> [Excerpt]:
-- Begin --
A lack of forceful action by the Vatican has disheartened and disgusted many victims and their advocates, who are demanding a policy of zero tolerance with a dismissal from the clerical state for abusive priests and the bishops who protect them.
The issue has drastically devalued the moral authority that is the currency of the clergy and their pope, who is often a lonely voice in support of migrants and the poor. As the abuse crisis has festered, critics have asked why anyone should listen to a moral leader unable, or unwilling, to clean up his own house.
On Thursday, addressing the 190 leaders of the church who had assembled from around the world, Francis sought to reassure his flock that ‘‘we hear the cry of the little ones asking for justice.”
Still, despite his acknowledgment that people ‘‘expect from us not simple and obvious condemnations, but concrete and effective measures,” he offered remedies disappointing to many victims.
Instead, Francis — who intends the meeting to be a “catechesis,” educating bishops and religious leaders so they could undergo a conversion of spirit on the severity of the crisis — provided those assembled with 21 “reflection points.”
“They are a road map for our discussion,” Archbishop Charles Scicluna, the Vatican’s leading sex crimes investigator, said at a news conference.
-- End --
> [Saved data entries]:
-- Begin --
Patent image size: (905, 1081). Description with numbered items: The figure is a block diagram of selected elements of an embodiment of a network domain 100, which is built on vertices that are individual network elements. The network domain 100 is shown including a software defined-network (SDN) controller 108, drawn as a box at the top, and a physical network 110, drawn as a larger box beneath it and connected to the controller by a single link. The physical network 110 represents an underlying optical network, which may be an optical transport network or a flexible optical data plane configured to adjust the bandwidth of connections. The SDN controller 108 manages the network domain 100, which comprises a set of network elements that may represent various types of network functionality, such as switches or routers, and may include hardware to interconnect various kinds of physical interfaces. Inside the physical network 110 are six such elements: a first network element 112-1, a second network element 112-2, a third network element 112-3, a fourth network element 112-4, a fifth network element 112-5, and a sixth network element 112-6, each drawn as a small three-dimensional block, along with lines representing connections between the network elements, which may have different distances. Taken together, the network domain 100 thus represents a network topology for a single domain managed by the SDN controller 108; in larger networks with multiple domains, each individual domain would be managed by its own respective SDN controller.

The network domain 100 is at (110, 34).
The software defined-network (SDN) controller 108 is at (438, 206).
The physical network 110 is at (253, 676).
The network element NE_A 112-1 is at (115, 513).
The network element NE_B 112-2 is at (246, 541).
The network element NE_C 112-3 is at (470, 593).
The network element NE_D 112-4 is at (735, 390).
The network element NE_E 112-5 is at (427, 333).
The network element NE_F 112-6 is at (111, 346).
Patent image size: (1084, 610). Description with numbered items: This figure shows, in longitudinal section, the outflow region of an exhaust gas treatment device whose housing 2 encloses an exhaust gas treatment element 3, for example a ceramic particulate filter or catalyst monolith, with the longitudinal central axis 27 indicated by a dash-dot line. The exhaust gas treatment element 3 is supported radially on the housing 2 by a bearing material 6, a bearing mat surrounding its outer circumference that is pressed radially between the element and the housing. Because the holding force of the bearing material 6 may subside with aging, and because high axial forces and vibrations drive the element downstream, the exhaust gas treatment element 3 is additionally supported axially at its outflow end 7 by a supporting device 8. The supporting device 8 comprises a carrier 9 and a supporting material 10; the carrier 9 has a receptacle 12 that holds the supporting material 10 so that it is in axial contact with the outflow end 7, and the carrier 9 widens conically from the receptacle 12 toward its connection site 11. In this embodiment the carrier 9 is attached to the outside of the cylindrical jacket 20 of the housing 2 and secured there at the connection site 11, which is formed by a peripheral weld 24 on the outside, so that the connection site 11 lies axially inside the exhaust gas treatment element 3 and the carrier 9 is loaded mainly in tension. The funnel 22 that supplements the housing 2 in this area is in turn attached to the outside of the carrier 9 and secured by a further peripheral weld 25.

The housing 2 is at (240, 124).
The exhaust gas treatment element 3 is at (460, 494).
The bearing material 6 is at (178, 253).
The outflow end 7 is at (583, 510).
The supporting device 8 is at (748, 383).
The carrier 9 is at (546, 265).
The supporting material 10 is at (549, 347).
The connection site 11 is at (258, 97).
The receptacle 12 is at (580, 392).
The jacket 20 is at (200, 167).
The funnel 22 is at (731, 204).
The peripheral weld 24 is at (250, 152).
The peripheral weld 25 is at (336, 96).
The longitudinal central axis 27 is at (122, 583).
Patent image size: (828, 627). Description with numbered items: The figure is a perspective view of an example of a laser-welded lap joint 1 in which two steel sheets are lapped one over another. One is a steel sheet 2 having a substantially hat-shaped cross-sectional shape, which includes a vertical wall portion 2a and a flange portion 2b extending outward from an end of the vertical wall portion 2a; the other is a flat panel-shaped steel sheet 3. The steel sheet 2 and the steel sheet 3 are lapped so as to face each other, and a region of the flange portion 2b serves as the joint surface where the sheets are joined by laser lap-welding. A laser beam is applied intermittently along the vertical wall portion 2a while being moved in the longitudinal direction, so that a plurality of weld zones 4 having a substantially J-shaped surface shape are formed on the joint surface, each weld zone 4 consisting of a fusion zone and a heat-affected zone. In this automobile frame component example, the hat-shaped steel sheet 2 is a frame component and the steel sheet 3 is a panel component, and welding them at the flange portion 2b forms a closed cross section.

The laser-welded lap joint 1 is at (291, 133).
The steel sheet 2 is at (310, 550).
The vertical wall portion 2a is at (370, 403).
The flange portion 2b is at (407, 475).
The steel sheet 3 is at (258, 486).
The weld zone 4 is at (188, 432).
-- End --
> [Tasks]:
(a) In the Vatican abuse excerpt, how many "reflection points" did Francis give to those assembled?
(b) Please translate this sentence from the Vatican abuse excerpt into Spanish: "As the abuse crisis has festered, critics have asked why anyone should listen to a moral leader unable, or unwilling, to clean up his own house."

> [Answers for this exercise]:
(a) 21

(b) A medida que la crisis de abusos se ha ido enconando, los críticos se han preguntado por qué alguien debería escuchar a un líder moral que no puede, o no quiere, poner orden en su propia casa.